## What needs to be done
Lines containing the word "label" are to be located and copied.

— start of Data rows —

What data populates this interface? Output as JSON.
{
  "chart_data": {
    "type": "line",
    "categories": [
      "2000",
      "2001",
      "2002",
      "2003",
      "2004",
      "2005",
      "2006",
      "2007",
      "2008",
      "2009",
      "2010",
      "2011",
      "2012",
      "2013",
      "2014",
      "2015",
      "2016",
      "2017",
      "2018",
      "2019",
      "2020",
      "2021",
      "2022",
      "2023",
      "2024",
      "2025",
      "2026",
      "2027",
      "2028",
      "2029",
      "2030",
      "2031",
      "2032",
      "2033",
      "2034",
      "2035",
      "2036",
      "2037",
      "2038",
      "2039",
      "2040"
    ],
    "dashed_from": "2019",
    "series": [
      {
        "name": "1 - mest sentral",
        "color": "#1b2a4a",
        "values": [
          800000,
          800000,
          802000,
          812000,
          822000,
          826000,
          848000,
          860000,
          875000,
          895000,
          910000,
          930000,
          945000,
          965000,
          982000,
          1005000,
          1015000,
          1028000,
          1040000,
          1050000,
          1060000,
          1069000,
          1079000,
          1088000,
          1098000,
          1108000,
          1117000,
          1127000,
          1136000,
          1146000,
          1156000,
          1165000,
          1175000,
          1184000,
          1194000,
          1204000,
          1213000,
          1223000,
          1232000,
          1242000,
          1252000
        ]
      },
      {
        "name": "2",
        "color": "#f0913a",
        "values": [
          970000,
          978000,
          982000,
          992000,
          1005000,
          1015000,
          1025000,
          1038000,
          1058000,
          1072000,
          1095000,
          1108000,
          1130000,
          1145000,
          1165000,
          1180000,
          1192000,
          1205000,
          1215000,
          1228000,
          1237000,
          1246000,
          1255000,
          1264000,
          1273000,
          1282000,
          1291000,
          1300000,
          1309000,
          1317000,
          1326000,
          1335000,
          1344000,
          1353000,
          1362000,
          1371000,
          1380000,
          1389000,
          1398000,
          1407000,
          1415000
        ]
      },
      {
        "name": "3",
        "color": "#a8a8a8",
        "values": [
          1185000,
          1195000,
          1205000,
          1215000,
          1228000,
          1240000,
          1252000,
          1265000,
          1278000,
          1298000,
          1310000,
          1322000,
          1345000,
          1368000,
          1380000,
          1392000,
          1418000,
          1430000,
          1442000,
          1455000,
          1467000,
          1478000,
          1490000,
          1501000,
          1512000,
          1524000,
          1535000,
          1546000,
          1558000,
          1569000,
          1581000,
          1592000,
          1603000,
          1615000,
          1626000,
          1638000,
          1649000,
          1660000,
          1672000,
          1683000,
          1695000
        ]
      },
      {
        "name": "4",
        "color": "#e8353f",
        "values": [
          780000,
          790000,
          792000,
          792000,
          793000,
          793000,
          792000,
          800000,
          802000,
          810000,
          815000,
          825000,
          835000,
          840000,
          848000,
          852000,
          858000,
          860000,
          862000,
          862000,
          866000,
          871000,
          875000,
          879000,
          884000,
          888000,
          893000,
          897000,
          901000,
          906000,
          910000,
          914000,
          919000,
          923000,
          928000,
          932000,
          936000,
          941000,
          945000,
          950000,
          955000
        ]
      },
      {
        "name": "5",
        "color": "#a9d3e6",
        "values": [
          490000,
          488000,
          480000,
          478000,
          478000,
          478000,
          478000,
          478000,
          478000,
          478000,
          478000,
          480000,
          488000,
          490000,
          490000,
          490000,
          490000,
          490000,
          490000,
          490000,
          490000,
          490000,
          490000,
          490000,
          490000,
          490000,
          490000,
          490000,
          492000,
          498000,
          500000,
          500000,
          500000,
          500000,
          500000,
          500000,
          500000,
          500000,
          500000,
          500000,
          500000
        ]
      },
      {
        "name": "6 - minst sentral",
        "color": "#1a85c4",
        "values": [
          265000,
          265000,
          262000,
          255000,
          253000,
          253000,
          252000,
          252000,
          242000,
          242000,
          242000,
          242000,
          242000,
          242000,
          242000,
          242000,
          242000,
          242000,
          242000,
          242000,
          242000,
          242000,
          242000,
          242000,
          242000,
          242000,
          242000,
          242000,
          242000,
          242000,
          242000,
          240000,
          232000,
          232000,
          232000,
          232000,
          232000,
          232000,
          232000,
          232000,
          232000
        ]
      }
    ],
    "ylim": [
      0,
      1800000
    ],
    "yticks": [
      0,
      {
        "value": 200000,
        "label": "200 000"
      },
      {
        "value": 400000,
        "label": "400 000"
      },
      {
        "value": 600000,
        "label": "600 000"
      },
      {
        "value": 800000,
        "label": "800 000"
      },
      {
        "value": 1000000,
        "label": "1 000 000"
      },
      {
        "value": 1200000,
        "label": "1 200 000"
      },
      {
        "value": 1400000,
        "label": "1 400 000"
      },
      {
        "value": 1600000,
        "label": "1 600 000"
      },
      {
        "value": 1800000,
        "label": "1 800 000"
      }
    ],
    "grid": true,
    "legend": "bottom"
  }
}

— end of Data rows —

## Task output
        "label": "200 000"
        "label": "400 000"
        "label": "600 000"
        "label": "800 000"
        "label": "1 000 000"
        "label": "1 200 000"
        "label": "1 400 000"
        "label": "1 600 000"
        "label": "1 800 000"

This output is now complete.